Labeled box records:
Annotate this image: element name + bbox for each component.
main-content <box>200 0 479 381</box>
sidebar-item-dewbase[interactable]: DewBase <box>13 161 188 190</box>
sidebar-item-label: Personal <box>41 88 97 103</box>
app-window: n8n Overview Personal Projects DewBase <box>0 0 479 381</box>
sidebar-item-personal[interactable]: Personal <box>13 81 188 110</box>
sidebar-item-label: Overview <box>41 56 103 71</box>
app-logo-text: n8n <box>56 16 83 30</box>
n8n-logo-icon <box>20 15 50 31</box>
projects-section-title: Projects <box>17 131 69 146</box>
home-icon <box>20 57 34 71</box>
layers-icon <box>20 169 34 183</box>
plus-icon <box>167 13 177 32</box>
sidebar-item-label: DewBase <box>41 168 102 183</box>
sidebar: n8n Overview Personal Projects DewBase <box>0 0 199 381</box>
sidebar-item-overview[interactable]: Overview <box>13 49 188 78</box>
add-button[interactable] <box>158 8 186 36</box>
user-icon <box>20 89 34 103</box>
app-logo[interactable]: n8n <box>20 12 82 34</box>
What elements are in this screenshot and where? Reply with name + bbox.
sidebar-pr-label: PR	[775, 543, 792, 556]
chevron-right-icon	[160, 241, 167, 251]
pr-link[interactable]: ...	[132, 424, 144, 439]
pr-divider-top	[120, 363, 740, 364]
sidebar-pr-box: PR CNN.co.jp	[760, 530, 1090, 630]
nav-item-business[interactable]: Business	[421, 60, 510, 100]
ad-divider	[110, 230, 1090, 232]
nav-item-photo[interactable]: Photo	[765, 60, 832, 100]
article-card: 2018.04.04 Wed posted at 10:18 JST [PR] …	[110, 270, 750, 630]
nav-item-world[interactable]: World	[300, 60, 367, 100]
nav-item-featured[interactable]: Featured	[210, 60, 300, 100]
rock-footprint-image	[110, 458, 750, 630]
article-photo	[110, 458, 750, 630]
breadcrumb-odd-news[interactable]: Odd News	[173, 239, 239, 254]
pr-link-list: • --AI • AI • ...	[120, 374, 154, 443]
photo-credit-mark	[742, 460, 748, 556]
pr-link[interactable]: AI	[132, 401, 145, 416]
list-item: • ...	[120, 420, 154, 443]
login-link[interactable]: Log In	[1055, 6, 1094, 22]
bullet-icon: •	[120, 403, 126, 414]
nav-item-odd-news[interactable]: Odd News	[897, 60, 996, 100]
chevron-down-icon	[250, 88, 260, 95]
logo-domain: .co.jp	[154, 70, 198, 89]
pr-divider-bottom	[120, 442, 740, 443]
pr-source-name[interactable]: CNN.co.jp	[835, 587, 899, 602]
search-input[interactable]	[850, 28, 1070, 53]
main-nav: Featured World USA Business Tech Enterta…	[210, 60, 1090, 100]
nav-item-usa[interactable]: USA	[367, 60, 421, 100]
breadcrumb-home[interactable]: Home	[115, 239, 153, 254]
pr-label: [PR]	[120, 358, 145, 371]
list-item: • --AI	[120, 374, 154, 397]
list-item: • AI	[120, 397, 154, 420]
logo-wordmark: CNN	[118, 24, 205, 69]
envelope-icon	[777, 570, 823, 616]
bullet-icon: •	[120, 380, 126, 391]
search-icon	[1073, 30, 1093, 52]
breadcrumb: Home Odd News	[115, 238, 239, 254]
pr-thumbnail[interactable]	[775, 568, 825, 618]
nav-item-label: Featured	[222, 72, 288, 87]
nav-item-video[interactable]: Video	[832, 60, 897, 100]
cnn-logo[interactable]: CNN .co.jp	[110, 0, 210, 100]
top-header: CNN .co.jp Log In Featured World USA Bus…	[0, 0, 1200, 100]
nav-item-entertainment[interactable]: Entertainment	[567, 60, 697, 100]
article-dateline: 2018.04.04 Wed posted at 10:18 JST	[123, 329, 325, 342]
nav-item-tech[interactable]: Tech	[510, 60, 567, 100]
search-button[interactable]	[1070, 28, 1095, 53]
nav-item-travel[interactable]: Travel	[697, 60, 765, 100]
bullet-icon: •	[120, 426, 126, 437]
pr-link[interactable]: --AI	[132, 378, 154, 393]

### Aim of the task
Copy out the records above word for word, from the very first line through the line containing "plus-icon <box>167 13 177 32</box>", and output nothing else.

### Result
Annotate this image: element name + bbox for each component.
main-content <box>200 0 479 381</box>
sidebar-item-dewbase[interactable]: DewBase <box>13 161 188 190</box>
sidebar-item-label: Personal <box>41 88 97 103</box>
app-window: n8n Overview Personal Projects DewBase <box>0 0 479 381</box>
sidebar-item-personal[interactable]: Personal <box>13 81 188 110</box>
sidebar-item-label: Overview <box>41 56 103 71</box>
app-logo-text: n8n <box>56 16 83 30</box>
n8n-logo-icon <box>20 15 50 31</box>
projects-section-title: Projects <box>17 131 69 146</box>
home-icon <box>20 57 34 71</box>
layers-icon <box>20 169 34 183</box>
plus-icon <box>167 13 177 32</box>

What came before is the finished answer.